## WHAT YOU ARE ASKED TO DO:
From the entries below, pull out each line where "structure" appears.

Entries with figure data
------------------------------------------------

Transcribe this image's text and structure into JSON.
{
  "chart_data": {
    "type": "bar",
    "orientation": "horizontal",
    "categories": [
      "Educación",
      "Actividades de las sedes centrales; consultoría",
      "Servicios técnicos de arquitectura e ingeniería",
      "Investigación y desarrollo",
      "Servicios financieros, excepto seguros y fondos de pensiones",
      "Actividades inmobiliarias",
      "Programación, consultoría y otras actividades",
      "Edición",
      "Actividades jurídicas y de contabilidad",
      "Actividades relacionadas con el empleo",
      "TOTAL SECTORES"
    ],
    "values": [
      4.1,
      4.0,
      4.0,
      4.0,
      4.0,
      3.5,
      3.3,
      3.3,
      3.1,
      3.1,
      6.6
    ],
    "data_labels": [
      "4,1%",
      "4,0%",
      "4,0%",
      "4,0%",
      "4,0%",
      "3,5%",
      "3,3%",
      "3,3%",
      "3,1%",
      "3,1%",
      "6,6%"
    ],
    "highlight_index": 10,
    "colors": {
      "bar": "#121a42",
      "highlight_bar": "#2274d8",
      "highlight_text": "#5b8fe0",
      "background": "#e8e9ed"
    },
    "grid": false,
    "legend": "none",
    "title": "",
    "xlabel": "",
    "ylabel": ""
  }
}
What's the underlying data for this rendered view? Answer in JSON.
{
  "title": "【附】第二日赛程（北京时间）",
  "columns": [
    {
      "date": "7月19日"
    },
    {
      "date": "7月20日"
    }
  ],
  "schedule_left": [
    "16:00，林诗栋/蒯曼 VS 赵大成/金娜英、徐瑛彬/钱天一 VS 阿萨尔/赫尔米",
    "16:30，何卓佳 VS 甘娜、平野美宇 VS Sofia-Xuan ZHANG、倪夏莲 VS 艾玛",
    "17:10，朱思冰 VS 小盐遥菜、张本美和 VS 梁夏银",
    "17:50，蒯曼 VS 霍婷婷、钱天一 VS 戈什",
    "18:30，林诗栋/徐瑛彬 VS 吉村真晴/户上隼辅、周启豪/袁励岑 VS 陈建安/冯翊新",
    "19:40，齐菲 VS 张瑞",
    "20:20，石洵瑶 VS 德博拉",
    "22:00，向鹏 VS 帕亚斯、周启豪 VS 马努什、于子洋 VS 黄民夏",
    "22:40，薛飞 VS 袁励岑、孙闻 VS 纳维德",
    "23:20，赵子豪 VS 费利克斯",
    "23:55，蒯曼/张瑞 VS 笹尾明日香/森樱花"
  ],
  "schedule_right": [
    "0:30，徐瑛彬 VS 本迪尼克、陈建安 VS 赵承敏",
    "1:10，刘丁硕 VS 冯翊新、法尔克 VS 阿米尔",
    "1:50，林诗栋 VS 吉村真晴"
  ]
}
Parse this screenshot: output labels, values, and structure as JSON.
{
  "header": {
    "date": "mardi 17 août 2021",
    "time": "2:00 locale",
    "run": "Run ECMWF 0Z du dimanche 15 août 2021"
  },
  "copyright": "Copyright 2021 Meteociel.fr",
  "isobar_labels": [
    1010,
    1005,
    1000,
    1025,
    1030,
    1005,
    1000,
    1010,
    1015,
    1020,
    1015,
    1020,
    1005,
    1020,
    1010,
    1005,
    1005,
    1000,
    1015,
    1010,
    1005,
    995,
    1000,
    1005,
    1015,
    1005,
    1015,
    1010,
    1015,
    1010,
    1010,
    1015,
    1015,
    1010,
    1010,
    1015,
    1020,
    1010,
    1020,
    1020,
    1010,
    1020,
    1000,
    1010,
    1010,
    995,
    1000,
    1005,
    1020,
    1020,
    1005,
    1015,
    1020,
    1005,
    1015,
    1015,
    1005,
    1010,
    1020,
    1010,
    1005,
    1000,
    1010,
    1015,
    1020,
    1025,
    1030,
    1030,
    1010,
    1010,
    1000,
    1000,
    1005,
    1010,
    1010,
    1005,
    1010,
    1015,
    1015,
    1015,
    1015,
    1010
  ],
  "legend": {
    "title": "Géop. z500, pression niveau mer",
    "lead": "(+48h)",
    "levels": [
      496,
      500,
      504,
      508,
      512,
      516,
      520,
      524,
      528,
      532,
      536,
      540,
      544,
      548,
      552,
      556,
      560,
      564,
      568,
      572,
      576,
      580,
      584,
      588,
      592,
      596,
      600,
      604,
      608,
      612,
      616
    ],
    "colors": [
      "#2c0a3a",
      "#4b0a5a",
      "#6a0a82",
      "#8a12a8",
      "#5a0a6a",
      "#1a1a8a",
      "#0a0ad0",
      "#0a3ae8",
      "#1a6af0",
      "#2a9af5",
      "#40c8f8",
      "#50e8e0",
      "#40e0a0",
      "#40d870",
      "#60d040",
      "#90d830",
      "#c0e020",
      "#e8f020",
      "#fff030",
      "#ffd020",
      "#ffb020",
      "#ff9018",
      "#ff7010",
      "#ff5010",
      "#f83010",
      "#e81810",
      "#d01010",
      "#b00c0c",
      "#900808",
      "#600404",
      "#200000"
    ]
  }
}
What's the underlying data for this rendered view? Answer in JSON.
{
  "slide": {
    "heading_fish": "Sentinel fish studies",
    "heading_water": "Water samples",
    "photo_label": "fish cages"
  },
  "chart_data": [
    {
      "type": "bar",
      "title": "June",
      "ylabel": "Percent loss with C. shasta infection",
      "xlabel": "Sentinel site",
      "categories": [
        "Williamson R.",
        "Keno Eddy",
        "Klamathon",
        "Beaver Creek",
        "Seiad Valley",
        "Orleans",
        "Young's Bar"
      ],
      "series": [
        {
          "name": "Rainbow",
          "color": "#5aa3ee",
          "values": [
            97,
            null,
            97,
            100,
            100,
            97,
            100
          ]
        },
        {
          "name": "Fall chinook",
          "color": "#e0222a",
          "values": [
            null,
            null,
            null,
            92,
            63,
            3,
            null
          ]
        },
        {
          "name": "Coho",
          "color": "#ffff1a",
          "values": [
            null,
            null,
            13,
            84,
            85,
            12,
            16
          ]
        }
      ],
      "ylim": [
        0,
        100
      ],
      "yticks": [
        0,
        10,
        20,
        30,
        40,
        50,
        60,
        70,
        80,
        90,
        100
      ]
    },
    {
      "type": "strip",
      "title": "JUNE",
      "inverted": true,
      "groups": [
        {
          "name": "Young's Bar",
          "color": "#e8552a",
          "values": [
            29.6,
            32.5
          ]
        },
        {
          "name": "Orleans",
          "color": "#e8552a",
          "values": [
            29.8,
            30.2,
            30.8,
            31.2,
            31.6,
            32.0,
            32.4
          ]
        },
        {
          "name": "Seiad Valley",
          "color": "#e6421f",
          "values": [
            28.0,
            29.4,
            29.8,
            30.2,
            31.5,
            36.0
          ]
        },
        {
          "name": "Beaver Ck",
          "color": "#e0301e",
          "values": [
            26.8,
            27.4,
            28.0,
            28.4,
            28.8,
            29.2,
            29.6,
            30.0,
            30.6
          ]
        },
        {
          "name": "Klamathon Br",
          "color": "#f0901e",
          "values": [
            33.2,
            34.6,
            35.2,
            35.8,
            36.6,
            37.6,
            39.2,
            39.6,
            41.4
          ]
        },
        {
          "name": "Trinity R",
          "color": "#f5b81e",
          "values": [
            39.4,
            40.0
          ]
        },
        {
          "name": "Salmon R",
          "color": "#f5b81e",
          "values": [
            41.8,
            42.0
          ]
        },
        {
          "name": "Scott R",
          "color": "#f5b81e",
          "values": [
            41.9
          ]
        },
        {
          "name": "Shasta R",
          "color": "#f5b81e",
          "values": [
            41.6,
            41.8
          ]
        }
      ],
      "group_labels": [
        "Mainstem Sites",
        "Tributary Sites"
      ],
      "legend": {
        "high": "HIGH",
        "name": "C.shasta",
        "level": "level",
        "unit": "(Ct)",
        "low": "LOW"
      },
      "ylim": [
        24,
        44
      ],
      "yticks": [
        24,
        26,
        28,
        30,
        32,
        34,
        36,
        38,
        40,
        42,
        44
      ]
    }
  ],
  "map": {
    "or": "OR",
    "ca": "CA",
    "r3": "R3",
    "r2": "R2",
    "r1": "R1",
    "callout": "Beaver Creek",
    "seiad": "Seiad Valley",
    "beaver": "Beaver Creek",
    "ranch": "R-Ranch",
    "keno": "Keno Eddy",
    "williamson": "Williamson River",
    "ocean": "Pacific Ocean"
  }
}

------------------------------------------------

## RESPONSE FOR THIS EXERCISE:
Transcribe this image's text and structure into JSON.
Parse this screenshot: output labels, values, and structure as JSON.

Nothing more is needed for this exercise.